Select all lines in the records that include "value".
Start of EXTRACTED DATA
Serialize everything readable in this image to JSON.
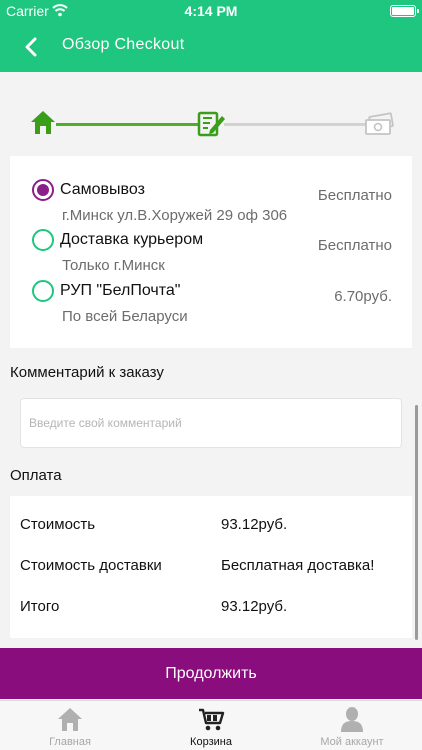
{
  "status_bar": {
    "carrier": "Carrier",
    "time": "4:14 PM"
  },
  "nav": {
    "title": "Обзор Checkout",
    "back_icon": "chevron-left-icon"
  },
  "colors": {
    "brand_green": "#1fc67f",
    "accent_purple": "#8a0d7d",
    "step_green": "#4caf25"
  },
  "stepper": {
    "steps": [
      {
        "icon": "home-icon",
        "state": "done"
      },
      {
        "icon": "edit-form-icon",
        "state": "current"
      },
      {
        "icon": "payment-money-icon",
        "state": "todo"
      }
    ]
  },
  "delivery": {
    "options": [
      {
        "name": "Самовывоз",
        "description": "г.Минск ул.В.Хоружей 29 оф 306",
        "price": "Бесплатно",
        "selected": true
      },
      {
        "name": "Доставка курьером",
        "description": "Только г.Минск",
        "price": "Бесплатно",
        "selected": false
      },
      {
        "name": "РУП \"БелПочта\"",
        "description": "По всей Беларуси",
        "price": "6.70руб.",
        "selected": false
      }
    ]
  },
  "comment": {
    "label": "Комментарий к заказу",
    "placeholder": "Введите свой комментарий",
    "value": ""
  },
  "payment": {
    "label": "Оплата",
    "rows": [
      {
        "key": "Стоимость",
        "value": "93.12руб."
      },
      {
        "key": "Стоимость доставки",
        "value": "Бесплатная доставка!"
      },
      {
        "key": "Итого",
        "value": "93.12руб."
      }
    ]
  },
  "continue_button": {
    "label": "Продолжить"
  },
  "tab_bar": {
    "tabs": [
      {
        "label": "Главная",
        "icon": "home-icon",
        "active": false
      },
      {
        "label": "Корзина",
        "icon": "cart-icon",
        "active": true
      },
      {
        "label": "Мой аккаунт",
        "icon": "user-icon",
        "active": false
      }
    ]
  }
}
End of EXTRACTED DATA
- **REPLY**:
    "value": ""
        "value": "93.12руб."
        "value": "Бесплатная доставка!"
        "value": "93.12руб."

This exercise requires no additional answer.